> _INSTRUCTION_: Convert the records between the lines holding "status-bar-url bbox=[0, 564, 237, 573]" and "brand-name: easilys bbox=[67, 15, 157, 47]", inclusive, into a JSON list of strings with one string per line, leaving out blank lines.

> _MATERIAL PROVIDED_:
------------------------------------------------------------

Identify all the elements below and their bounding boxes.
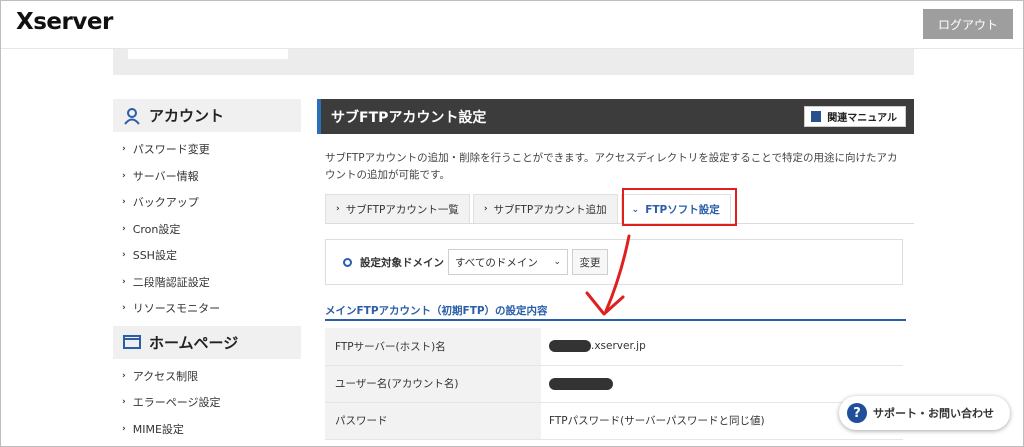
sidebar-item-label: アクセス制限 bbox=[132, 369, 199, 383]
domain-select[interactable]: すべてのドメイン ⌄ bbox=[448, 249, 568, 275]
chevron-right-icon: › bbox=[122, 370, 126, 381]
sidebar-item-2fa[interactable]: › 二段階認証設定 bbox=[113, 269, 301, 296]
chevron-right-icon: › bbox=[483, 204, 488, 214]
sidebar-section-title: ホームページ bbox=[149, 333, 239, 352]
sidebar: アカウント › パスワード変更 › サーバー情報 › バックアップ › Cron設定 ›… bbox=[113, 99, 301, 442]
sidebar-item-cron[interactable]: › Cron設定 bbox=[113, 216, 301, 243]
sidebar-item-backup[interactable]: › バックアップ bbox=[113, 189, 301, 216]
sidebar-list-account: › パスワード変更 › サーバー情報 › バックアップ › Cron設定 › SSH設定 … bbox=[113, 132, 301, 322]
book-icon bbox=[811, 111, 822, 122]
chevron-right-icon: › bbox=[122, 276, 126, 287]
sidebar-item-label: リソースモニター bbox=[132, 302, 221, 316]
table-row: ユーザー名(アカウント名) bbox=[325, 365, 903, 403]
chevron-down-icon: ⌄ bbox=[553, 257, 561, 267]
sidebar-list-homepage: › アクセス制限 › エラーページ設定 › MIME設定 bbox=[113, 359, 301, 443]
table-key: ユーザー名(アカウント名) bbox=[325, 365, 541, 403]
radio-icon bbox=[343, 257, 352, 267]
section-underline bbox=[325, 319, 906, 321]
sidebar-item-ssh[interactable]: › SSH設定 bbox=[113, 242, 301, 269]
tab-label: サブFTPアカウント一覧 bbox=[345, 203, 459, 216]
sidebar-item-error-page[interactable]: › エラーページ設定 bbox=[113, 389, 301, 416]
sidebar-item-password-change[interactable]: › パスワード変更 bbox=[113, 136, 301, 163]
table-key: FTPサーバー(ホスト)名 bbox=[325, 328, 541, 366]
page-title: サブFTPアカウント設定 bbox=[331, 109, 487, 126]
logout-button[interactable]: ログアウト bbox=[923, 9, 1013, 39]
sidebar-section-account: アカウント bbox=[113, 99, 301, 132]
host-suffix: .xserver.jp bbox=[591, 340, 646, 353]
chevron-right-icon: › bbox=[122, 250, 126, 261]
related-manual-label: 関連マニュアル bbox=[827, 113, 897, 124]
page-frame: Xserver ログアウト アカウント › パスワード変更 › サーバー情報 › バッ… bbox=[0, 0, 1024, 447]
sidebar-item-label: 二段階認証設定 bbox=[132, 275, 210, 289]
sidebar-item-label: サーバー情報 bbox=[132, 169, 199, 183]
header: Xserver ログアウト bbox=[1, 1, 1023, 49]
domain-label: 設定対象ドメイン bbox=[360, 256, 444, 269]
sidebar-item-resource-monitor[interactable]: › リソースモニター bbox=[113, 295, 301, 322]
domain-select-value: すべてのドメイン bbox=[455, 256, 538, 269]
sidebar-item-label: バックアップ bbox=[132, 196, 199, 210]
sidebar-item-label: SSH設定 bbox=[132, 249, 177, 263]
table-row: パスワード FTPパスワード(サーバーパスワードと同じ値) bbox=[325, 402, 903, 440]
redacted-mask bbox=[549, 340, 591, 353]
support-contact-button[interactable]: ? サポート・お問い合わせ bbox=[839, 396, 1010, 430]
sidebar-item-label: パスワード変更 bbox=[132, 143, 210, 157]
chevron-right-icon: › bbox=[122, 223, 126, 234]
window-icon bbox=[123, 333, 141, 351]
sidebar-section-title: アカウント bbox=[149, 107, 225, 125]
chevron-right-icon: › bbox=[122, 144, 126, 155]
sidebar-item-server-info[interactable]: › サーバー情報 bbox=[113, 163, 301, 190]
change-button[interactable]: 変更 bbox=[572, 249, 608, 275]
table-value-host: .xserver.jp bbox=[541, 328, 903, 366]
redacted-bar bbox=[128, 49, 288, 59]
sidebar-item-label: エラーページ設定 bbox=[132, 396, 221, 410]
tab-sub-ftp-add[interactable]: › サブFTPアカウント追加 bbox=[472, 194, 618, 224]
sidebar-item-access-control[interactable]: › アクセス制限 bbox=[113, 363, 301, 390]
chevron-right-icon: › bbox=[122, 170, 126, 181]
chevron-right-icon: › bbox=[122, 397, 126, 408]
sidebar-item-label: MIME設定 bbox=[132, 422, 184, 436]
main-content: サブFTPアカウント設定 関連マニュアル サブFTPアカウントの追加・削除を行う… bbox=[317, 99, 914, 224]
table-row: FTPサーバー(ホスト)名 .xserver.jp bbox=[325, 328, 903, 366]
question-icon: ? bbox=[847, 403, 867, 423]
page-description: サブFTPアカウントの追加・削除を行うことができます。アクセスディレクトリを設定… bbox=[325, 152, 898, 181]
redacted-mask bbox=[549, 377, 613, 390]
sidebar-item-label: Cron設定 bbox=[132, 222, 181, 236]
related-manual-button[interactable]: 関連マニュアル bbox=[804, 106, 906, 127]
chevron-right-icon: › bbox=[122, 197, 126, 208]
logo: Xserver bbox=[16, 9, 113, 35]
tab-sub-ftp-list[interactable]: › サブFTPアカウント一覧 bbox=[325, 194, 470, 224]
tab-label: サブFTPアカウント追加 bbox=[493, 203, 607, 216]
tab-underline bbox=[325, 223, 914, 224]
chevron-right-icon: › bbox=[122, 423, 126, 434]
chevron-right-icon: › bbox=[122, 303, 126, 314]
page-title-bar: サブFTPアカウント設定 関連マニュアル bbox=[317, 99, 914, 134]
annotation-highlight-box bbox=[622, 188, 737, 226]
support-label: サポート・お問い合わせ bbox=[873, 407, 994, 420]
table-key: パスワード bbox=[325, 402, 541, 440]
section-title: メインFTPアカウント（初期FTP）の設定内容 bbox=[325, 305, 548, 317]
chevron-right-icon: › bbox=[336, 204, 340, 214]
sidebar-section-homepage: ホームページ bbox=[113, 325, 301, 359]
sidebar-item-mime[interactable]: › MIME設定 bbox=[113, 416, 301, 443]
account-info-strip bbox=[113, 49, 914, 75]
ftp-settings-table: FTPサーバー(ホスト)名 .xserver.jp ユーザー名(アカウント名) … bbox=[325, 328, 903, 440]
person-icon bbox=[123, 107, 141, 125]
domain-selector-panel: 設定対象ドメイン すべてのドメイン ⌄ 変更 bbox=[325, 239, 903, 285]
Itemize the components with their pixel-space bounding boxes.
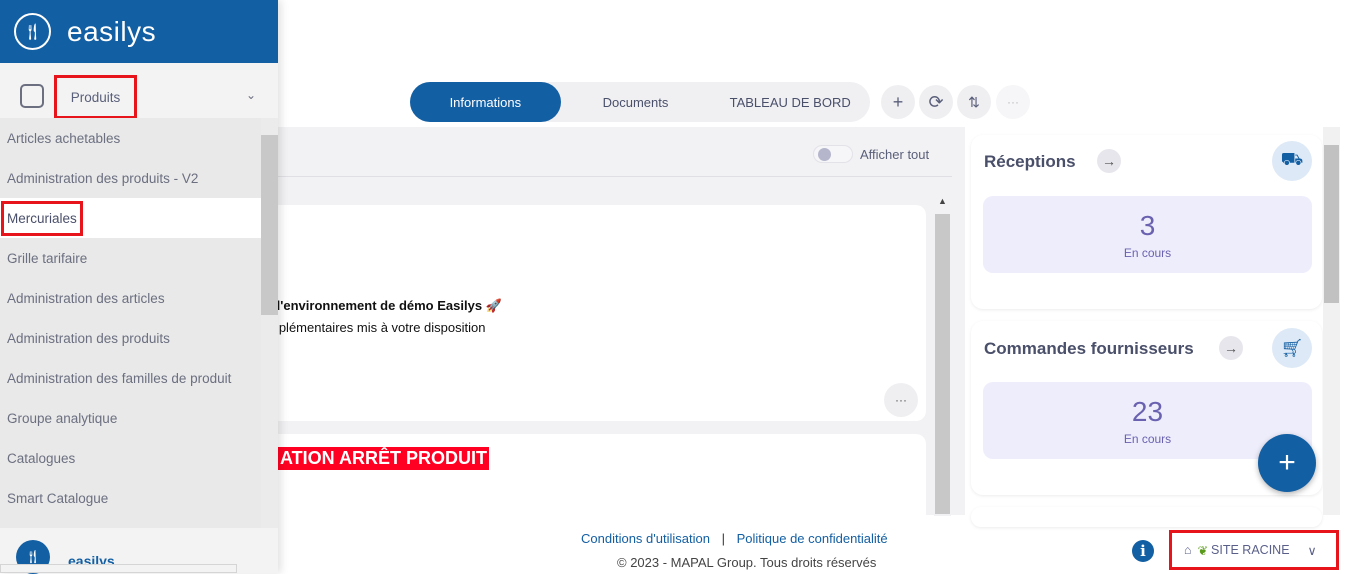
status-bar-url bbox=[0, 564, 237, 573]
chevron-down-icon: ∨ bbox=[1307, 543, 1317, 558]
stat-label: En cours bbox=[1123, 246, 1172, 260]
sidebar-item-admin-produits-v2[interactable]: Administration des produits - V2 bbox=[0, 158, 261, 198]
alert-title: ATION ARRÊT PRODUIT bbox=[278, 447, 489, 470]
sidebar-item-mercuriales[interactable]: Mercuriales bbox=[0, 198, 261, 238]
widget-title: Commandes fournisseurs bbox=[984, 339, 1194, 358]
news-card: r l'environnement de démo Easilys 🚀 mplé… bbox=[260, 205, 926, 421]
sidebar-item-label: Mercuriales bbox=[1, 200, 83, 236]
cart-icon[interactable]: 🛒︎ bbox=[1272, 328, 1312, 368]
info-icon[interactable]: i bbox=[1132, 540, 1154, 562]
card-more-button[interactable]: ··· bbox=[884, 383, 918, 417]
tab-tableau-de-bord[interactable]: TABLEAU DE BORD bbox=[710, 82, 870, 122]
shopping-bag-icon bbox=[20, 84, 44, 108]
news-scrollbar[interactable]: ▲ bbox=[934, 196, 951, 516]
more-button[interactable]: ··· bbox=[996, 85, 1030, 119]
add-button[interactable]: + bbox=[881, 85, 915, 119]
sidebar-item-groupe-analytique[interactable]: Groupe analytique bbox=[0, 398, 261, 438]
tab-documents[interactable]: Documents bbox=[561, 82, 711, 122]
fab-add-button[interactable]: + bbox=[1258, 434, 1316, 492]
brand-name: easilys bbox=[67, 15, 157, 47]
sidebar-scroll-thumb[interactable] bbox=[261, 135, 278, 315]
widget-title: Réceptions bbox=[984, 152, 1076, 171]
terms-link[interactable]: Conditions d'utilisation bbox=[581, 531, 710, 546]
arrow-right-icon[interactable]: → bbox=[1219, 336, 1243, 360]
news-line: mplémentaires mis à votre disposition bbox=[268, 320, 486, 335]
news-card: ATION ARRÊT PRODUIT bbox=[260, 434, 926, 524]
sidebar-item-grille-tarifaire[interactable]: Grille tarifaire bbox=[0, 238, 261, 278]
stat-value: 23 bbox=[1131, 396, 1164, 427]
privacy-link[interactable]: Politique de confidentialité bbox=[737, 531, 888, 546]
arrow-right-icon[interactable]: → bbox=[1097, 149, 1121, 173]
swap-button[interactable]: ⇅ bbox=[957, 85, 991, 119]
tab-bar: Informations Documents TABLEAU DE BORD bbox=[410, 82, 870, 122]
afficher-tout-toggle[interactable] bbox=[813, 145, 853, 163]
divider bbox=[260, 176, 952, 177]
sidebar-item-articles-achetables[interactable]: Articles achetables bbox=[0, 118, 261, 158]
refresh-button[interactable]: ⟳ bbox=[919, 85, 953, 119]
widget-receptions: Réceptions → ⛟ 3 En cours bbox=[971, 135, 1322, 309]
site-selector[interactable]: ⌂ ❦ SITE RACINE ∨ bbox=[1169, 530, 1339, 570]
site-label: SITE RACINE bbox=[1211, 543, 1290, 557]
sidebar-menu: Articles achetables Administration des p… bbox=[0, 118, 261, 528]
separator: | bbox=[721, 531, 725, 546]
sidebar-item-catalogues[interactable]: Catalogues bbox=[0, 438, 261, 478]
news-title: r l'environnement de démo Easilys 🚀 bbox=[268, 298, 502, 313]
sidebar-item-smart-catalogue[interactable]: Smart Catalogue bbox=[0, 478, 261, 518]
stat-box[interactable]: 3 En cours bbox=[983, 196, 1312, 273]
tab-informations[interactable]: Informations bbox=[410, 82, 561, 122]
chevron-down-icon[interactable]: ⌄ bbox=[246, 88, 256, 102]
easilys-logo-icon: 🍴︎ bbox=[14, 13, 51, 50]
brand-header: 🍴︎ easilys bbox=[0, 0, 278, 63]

------------------------------------------------------------

> _TASK OUTPUT_:
[
  "status-bar-url bbox=[0, 564, 237, 573]",
  "chevron-down-icon: ∨ bbox=[1307, 543, 1317, 558]",
  "stat-label: En cours bbox=[1123, 246, 1172, 260]",
  "sidebar-item-admin-produits-v2[interactable]: Administration des produits - V2 bbox=[0, 158, 261, 198]",
  "alert-title: ATION ARRÊT PRODUIT bbox=[278, 447, 489, 470]",
  "sidebar-item-mercuriales[interactable]: Mercuriales bbox=[0, 198, 261, 238]",
  "widget-title: Commandes fournisseurs bbox=[984, 339, 1194, 358]",
  "news-card: r l'environnement de démo Easilys 🚀 mplé… bbox=[260, 205, 926, 421]",
  "sidebar-item-label: Mercuriales bbox=[1, 200, 83, 236]",
  "cart-icon[interactable]: 🛒︎ bbox=[1272, 328, 1312, 368]",
  "info-icon[interactable]: i bbox=[1132, 540, 1154, 562]",
  "card-more-button[interactable]: ··· bbox=[884, 383, 918, 417]",
  "tab-tableau-de-bord[interactable]: TABLEAU DE BORD bbox=[710, 82, 870, 122]",
  "shopping-bag-icon bbox=[20, 84, 44, 108]",
  "news-scrollbar[interactable]: ▲ bbox=[934, 196, 951, 516]",
  "more-button[interactable]: ··· bbox=[996, 85, 1030, 119]",
  "add-button[interactable]: + bbox=[881, 85, 915, 119]",
  "sidebar-item-groupe-analytique[interactable]: Groupe analytique bbox=[0, 398, 261, 438]",
  "tab-documents[interactable]: Documents bbox=[561, 82, 711, 122]",
  "fab-add-button[interactable]: + bbox=[1258, 434, 1316, 492]",
  "brand-name: easilys bbox=[67, 15, 157, 47]"
]